Work to complete: Repeat every line of the items below word for word, but leave the pictures out of your answer.

Material shown:
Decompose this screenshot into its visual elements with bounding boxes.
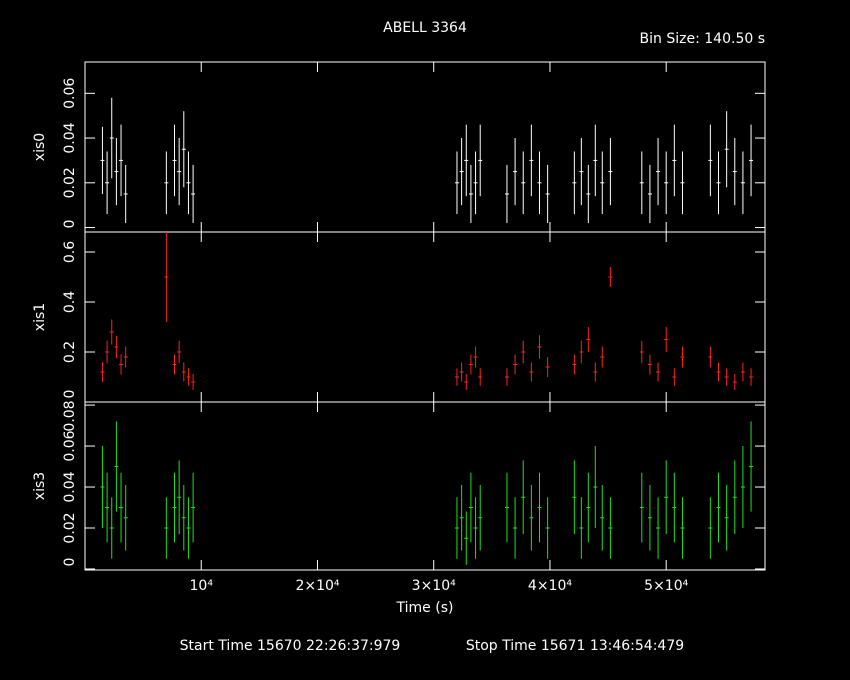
y-tick-label: 0.6 — [62, 241, 78, 263]
y-tick-label: 0.2 — [62, 341, 78, 363]
y-tick-label: 0.02 — [62, 512, 78, 543]
panel-frame — [84, 401, 766, 571]
y-tick-label: 0.06 — [62, 78, 78, 109]
y-tick-label: 0 — [62, 220, 78, 229]
y-tick-label: 0 — [62, 558, 78, 567]
y-tick-label: 0.04 — [62, 122, 78, 153]
x-tick-label: 2×10⁴ — [295, 578, 339, 594]
y-tick-label: 0.02 — [62, 167, 78, 198]
stop-time: Stop Time 15671 13:46:54:479 — [466, 638, 684, 654]
chart-title: ABELL 3364 — [383, 20, 467, 36]
x-tick-label: 4×10⁴ — [528, 578, 572, 594]
start-time: Start Time 15670 22:26:37:979 — [180, 638, 401, 654]
y-axis-label: xis0 — [32, 133, 48, 161]
y-tick-label: 0.08 — [62, 400, 78, 431]
bin-size: Bin Size: 140.50 s — [640, 31, 765, 47]
y-tick-label: 0 — [62, 390, 78, 399]
x-tick-label: 5×10⁴ — [644, 578, 688, 594]
y-tick-label: 0.4 — [62, 291, 78, 313]
y-tick-label: 0.06 — [62, 430, 78, 461]
x-tick-label: 3×10⁴ — [412, 578, 456, 594]
y-axis-label: xis1 — [32, 303, 48, 331]
x-tick-label: 10⁴ — [190, 578, 214, 594]
x-axis-label: Time (s) — [396, 600, 454, 616]
y-tick-label: 0.04 — [62, 471, 78, 502]
y-axis-label: xis3 — [32, 472, 48, 500]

Written response:
Decompose this screenshot into its visual elements with bounding boxes.
y-tick-label: 0.6 — [62, 241, 78, 263]
y-tick-label: 0.2 — [62, 341, 78, 363]
y-tick-label: 0.02 — [62, 512, 78, 543]
panel-frame — [84, 401, 766, 571]
y-tick-label: 0.06 — [62, 78, 78, 109]
y-tick-label: 0 — [62, 220, 78, 229]
y-tick-label: 0 — [62, 558, 78, 567]
y-tick-label: 0.04 — [62, 122, 78, 153]
x-tick-label: 2×10⁴ — [295, 578, 339, 594]
y-tick-label: 0.02 — [62, 167, 78, 198]
stop-time: Stop Time 15671 13:46:54:479 — [466, 638, 684, 654]
chart-title: ABELL 3364 — [383, 20, 467, 36]
x-tick-label: 4×10⁴ — [528, 578, 572, 594]
start-time: Start Time 15670 22:26:37:979 — [180, 638, 401, 654]
y-axis-label: xis0 — [32, 133, 48, 161]
y-tick-label: 0.08 — [62, 400, 78, 431]
bin-size: Bin Size: 140.50 s — [640, 31, 765, 47]
y-tick-label: 0 — [62, 390, 78, 399]
x-tick-label: 5×10⁴ — [644, 578, 688, 594]
y-tick-label: 0.4 — [62, 291, 78, 313]
y-tick-label: 0.06 — [62, 430, 78, 461]
x-tick-label: 3×10⁴ — [412, 578, 456, 594]
y-axis-label: xis1 — [32, 303, 48, 331]
x-tick-label: 10⁴ — [190, 578, 214, 594]
x-axis-label: Time (s) — [396, 600, 454, 616]
y-tick-label: 0.04 — [62, 471, 78, 502]
y-axis-label: xis3 — [32, 472, 48, 500]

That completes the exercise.